#### Given request:
Below are entries. Pull out all lines containing "Traffic".

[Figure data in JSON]

····················

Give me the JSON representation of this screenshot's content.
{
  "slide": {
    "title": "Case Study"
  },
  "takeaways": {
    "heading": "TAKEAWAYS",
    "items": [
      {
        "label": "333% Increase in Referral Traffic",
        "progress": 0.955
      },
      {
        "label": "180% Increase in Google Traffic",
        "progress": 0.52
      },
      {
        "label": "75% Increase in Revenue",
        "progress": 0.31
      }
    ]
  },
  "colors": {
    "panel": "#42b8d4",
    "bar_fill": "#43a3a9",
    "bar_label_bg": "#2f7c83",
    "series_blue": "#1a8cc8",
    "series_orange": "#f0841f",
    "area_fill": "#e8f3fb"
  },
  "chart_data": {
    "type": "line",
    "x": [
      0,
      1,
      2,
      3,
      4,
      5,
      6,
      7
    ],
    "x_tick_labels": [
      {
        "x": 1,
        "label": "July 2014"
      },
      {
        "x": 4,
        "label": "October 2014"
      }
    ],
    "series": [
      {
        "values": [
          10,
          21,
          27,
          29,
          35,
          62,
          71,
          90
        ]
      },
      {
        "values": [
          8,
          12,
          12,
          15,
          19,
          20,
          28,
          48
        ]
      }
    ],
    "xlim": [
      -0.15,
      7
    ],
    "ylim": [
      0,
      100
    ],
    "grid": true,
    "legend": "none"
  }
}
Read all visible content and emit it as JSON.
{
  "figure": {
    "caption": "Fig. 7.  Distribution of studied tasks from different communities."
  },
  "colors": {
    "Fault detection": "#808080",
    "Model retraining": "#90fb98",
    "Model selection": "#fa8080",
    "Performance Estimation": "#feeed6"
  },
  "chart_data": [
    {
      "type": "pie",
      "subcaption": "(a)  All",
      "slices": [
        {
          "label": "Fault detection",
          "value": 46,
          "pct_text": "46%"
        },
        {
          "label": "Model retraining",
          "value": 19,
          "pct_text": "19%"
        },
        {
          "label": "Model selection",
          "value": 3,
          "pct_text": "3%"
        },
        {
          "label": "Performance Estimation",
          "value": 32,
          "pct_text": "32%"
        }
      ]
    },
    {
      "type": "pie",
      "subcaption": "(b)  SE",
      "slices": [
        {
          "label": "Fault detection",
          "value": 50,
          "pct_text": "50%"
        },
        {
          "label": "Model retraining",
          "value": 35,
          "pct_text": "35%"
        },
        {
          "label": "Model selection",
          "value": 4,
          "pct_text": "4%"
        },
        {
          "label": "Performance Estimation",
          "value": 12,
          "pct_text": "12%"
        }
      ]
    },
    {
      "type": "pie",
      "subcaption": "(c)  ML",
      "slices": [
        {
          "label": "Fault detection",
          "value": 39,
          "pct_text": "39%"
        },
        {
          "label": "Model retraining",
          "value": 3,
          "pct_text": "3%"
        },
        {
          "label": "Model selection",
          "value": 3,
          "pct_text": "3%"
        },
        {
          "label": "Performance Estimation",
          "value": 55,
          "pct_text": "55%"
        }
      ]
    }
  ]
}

····················

#### Response to the task:
        "label": "333% Increase in Referral Traffic",
        "label": "180% Increase in Google Traffic",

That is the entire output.